▶ **Task data**

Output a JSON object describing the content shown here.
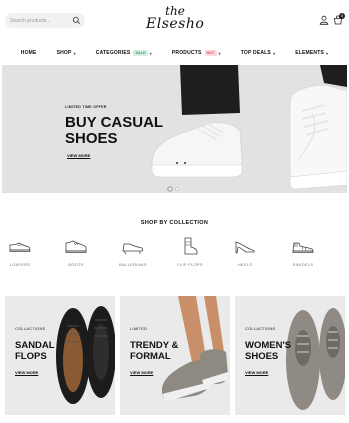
{
  "header": {
    "search_placeholder": "Search products...",
    "logo_line1": "the",
    "logo_line2": "Elsesho",
    "cart_count": "0"
  },
  "nav": {
    "home": "HOME",
    "shop": "SHOP",
    "categories": "CATEGORIES",
    "categories_badge": "SALE",
    "products": "PRODUCTS",
    "products_badge": "HOT",
    "top_deals": "TOP DEALS",
    "elements": "ELEMENTS"
  },
  "hero": {
    "kicker": "LIMITED TIME OFFER",
    "title": "BUY CASUAL SHOES",
    "link": "VIEW MORE",
    "slide_count": 2,
    "active_slide": 1
  },
  "collections": {
    "title": "SHOP BY COLLECTION",
    "items": [
      {
        "label": "LOAFERS",
        "icon": "loafer-icon"
      },
      {
        "label": "BOOTS",
        "icon": "boot-icon"
      },
      {
        "label": "BALLERINAS",
        "icon": "ballerina-icon"
      },
      {
        "label": "FLIP FLOPS",
        "icon": "flip-flop-icon"
      },
      {
        "label": "HEELS",
        "icon": "heel-icon"
      },
      {
        "label": "SANDELS",
        "icon": "sandal-icon"
      }
    ]
  },
  "banners": [
    {
      "kicker": "COLLACTIONS",
      "title": "SANDAL FLOPS",
      "link": "VIEW MORE"
    },
    {
      "kicker": "LIMITED",
      "title": "TRENDY & FORMAL",
      "link": "VIEW MORE"
    },
    {
      "kicker": "COLLACTIONS",
      "title": "WOMEN'S SHOES",
      "link": "VIEW MORE"
    }
  ],
  "colors": {
    "hero_bg": "#e2e2e2",
    "banner_bg": "#eaeaea",
    "sale_badge": "#2b9b66",
    "hot_badge": "#e2495b"
  }
}
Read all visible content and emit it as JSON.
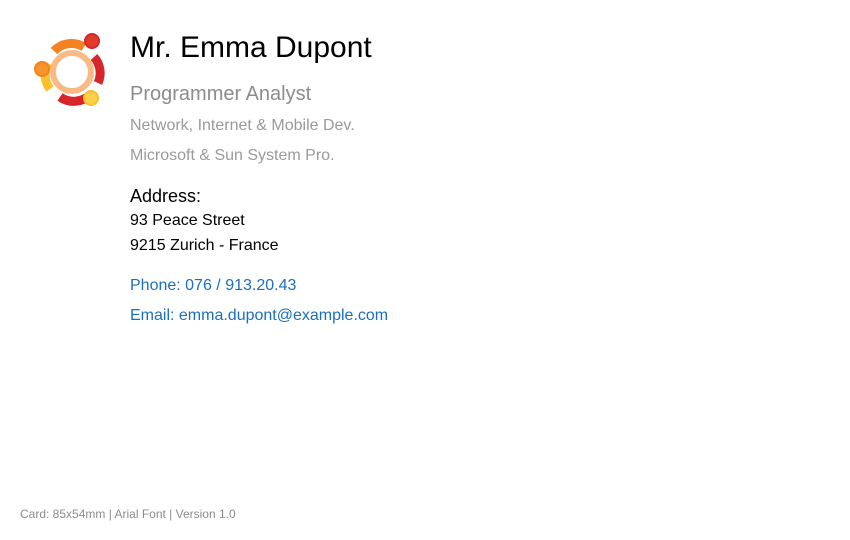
{
  "card": {
    "logo_icon": "ubuntu-circle-of-friends-icon",
    "colors": {
      "logo_red": "#d7262a",
      "logo_orange": "#f58220",
      "logo_yellow": "#fbc02d",
      "link_blue": "#1a6fbd",
      "muted_gray": "#9a9a9a"
    },
    "name": "Mr. Emma Dupont",
    "job_title": "Programmer Analyst",
    "skills": [
      "Network, Internet & Mobile Dev.",
      "Microsoft & Sun System Pro."
    ],
    "address": {
      "heading": "Address:",
      "line1": "93 Peace Street",
      "line2": "9215 Zurich - France"
    },
    "contact": {
      "phone": "Phone: 076 / 913.20.43",
      "email": "Email: emma.dupont@example.com"
    }
  },
  "footer": {
    "text": "Card: 85x54mm | Arial Font | Version 1.0"
  }
}
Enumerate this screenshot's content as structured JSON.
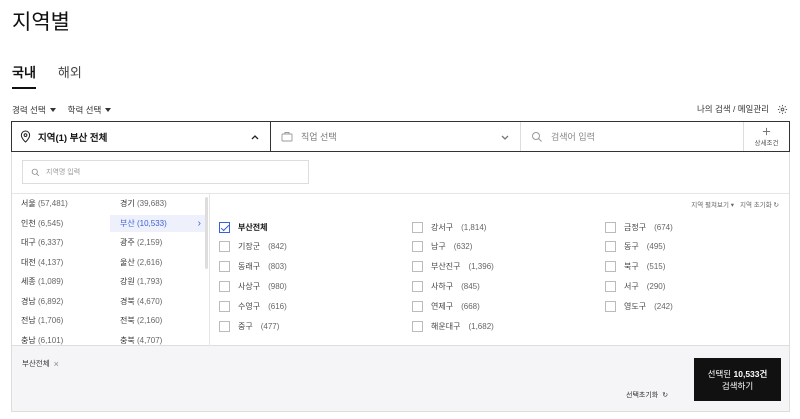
{
  "page_title": "지역별",
  "tabs": [
    {
      "label": "국내",
      "active": true
    },
    {
      "label": "해외",
      "active": false
    }
  ],
  "filters": {
    "career": "경력 선택",
    "education": "학력 선택"
  },
  "right_tools": {
    "my_search": "나의 검색 / 메일관리",
    "icon": "gear-icon"
  },
  "searchbar": {
    "region_label": "지역(1) 부산 전체",
    "region_icon": "location-pin-icon",
    "job_placeholder": "직업 선택",
    "job_icon": "briefcase-icon",
    "keyword_placeholder": "검색어 입력",
    "keyword_icon": "search-icon",
    "detail_label": "상세조건",
    "detail_icon": "plus-icon"
  },
  "region_search": {
    "placeholder": "지역명 입력"
  },
  "left_regions": [
    {
      "name": "서울",
      "count": "(57,481)"
    },
    {
      "name": "경기",
      "count": "(39,683)"
    },
    {
      "name": "인천",
      "count": "(6,545)"
    },
    {
      "name": "부산",
      "count": "(10,533)",
      "selected": true
    },
    {
      "name": "대구",
      "count": "(6,337)"
    },
    {
      "name": "광주",
      "count": "(2,159)"
    },
    {
      "name": "대전",
      "count": "(4,137)"
    },
    {
      "name": "울산",
      "count": "(2,616)"
    },
    {
      "name": "세종",
      "count": "(1,089)"
    },
    {
      "name": "강원",
      "count": "(1,793)"
    },
    {
      "name": "경남",
      "count": "(6,892)"
    },
    {
      "name": "경북",
      "count": "(4,670)"
    },
    {
      "name": "전남",
      "count": "(1,706)"
    },
    {
      "name": "전북",
      "count": "(2,160)"
    },
    {
      "name": "충남",
      "count": "(6,101)"
    },
    {
      "name": "충북",
      "count": "(4,707)"
    }
  ],
  "sub_tools": {
    "collapse": "지역 펼쳐보기",
    "reset": "지역 초기화"
  },
  "sub_regions": [
    {
      "name": "부산전체",
      "count": "",
      "checked": true
    },
    {
      "name": "강서구",
      "count": "(1,814)"
    },
    {
      "name": "금정구",
      "count": "(674)"
    },
    {
      "name": "기장군",
      "count": "(842)"
    },
    {
      "name": "남구",
      "count": "(632)"
    },
    {
      "name": "동구",
      "count": "(495)"
    },
    {
      "name": "동래구",
      "count": "(803)"
    },
    {
      "name": "부산진구",
      "count": "(1,396)"
    },
    {
      "name": "북구",
      "count": "(515)"
    },
    {
      "name": "사상구",
      "count": "(980)"
    },
    {
      "name": "사하구",
      "count": "(845)"
    },
    {
      "name": "서구",
      "count": "(290)"
    },
    {
      "name": "수영구",
      "count": "(616)"
    },
    {
      "name": "연제구",
      "count": "(668)"
    },
    {
      "name": "영도구",
      "count": "(242)"
    },
    {
      "name": "중구",
      "count": "(477)"
    },
    {
      "name": "해운대구",
      "count": "(1,682)"
    }
  ],
  "selection": {
    "chip_label": "부산전체",
    "reset_label": "선택초기화",
    "button_line1_prefix": "선택된 ",
    "button_count": "10,533건",
    "button_line2": "검색하기"
  }
}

▶ **Work instructions**
Return every line of the records exactly as given, pictures excluded.

▶ **Response to this exercise**
Output a JSON object describing the content shown here.
{
  "header": {
    "search_placeholder": "Search products...",
    "logo_line1": "the",
    "logo_line2": "Elsesho",
    "cart_count": "0"
  },
  "nav": {
    "home": "HOME",
    "shop": "SHOP",
    "categories": "CATEGORIES",
    "categories_badge": "SALE",
    "products": "PRODUCTS",
    "products_badge": "HOT",
    "top_deals": "TOP DEALS",
    "elements": "ELEMENTS"
  },
  "hero": {
    "kicker": "LIMITED TIME OFFER",
    "title": "BUY CASUAL SHOES",
    "link": "VIEW MORE",
    "slide_count": 2,
    "active_slide": 1
  },
  "collections": {
    "title": "SHOP BY COLLECTION",
    "items": [
      {
        "label": "LOAFERS",
        "icon": "loafer-icon"
      },
      {
        "label": "BOOTS",
        "icon": "boot-icon"
      },
      {
        "label": "BALLERINAS",
        "icon": "ballerina-icon"
      },
      {
        "label": "FLIP FLOPS",
        "icon": "flip-flop-icon"
      },
      {
        "label": "HEELS",
        "icon": "heel-icon"
      },
      {
        "label": "SANDELS",
        "icon": "sandal-icon"
      }
    ]
  },
  "banners": [
    {
      "kicker": "COLLACTIONS",
      "title": "SANDAL FLOPS",
      "link": "VIEW MORE"
    },
    {
      "kicker": "LIMITED",
      "title": "TRENDY & FORMAL",
      "link": "VIEW MORE"
    },
    {
      "kicker": "COLLACTIONS",
      "title": "WOMEN'S SHOES",
      "link": "VIEW MORE"
    }
  ],
  "colors": {
    "hero_bg": "#e2e2e2",
    "banner_bg": "#eaeaea",
    "sale_badge": "#2b9b66",
    "hot_badge": "#e2495b"
  }
}
Read all visible content and emit it as JSON.
{
  "card": {
    "logo_icon": "ubuntu-circle-of-friends-icon",
    "colors": {
      "logo_red": "#d7262a",
      "logo_orange": "#f58220",
      "logo_yellow": "#fbc02d",
      "link_blue": "#1a6fbd",
      "muted_gray": "#9a9a9a"
    },
    "name": "Mr. Emma Dupont",
    "job_title": "Programmer Analyst",
    "skills": [
      "Network, Internet & Mobile Dev.",
      "Microsoft & Sun System Pro."
    ],
    "address": {
      "heading": "Address:",
      "line1": "93 Peace Street",
      "line2": "9215 Zurich - France"
    },
    "contact": {
      "phone": "Phone: 076 / 913.20.43",
      "email": "Email: emma.dupont@example.com"
    }
  },
  "footer": {
    "text": "Card: 85x54mm | Arial Font | Version 1.0"
  }
}
Enumerate this screenshot's content as structured JSON.
{
  "page_title": "지역별",
  "tabs": [
    {
      "label": "국내",
      "active": true
    },
    {
      "label": "해외",
      "active": false
    }
  ],
  "filters": {
    "career": "경력 선택",
    "education": "학력 선택"
  },
  "right_tools": {
    "my_search": "나의 검색 / 메일관리",
    "icon": "gear-icon"
  },
  "searchbar": {
    "region_label": "지역(1) 부산 전체",
    "region_icon": "location-pin-icon",
    "job_placeholder": "직업 선택",
    "job_icon": "briefcase-icon",
    "keyword_placeholder": "검색어 입력",
    "keyword_icon": "search-icon",
    "detail_label": "상세조건",
    "detail_icon": "plus-icon"
  },
  "region_search": {
    "placeholder": "지역명 입력"
  },
  "left_regions": [
    {
      "name": "서울",
      "count": "(57,481)"
    },
    {
      "name": "경기",
      "count": "(39,683)"
    },
    {
      "name": "인천",
      "count": "(6,545)"
    },
    {
      "name": "부산",
      "count": "(10,533)",
      "selected": true
    },
    {
      "name": "대구",
      "count": "(6,337)"
    },
    {
      "name": "광주",
      "count": "(2,159)"
    },
    {
      "name": "대전",
      "count": "(4,137)"
    },
    {
      "name": "울산",
      "count": "(2,616)"
    },
    {
      "name": "세종",
      "count": "(1,089)"
    },
    {
      "name": "강원",
      "count": "(1,793)"
    },
    {
      "name": "경남",
      "count": "(6,892)"
    },
    {
      "name": "경북",
      "count": "(4,670)"
    },
    {
      "name": "전남",
      "count": "(1,706)"
    },
    {
      "name": "전북",
      "count": "(2,160)"
    },
    {
      "name": "충남",
      "count": "(6,101)"
    },
    {
      "name": "충북",
      "count": "(4,707)"
    }
  ],
  "sub_tools": {
    "collapse": "지역 펼쳐보기",
    "reset": "지역 초기화"
  },
  "sub_regions": [
    {
      "name": "부산전체",
      "count": "",
      "checked": true
    },
    {
      "name": "강서구",
      "count": "(1,814)"
    },
    {
      "name": "금정구",
      "count": "(674)"
    },
    {
      "name": "기장군",
      "count": "(842)"
    },
    {
      "name": "남구",
      "count": "(632)"
    },
    {
      "name": "동구",
      "count": "(495)"
    },
    {
      "name": "동래구",
      "count": "(803)"
    },
    {
      "name": "부산진구",
      "count": "(1,396)"
    },
    {
      "name": "북구",
      "count": "(515)"
    },
    {
      "name": "사상구",
      "count": "(980)"
    },
    {
      "name": "사하구",
      "count": "(845)"
    },
    {
      "name": "서구",
      "count": "(290)"
    },
    {
      "name": "수영구",
      "count": "(616)"
    },
    {
      "name": "연제구",
      "count": "(668)"
    },
    {
      "name": "영도구",
      "count": "(242)"
    },
    {
      "name": "중구",
      "count": "(477)"
    },
    {
      "name": "해운대구",
      "count": "(1,682)"
    }
  ],
  "selection": {
    "chip_label": "부산전체",
    "reset_label": "선택초기화",
    "button_line1_prefix": "선택된 ",
    "button_count": "10,533건",
    "button_line2": "검색하기"
  }
}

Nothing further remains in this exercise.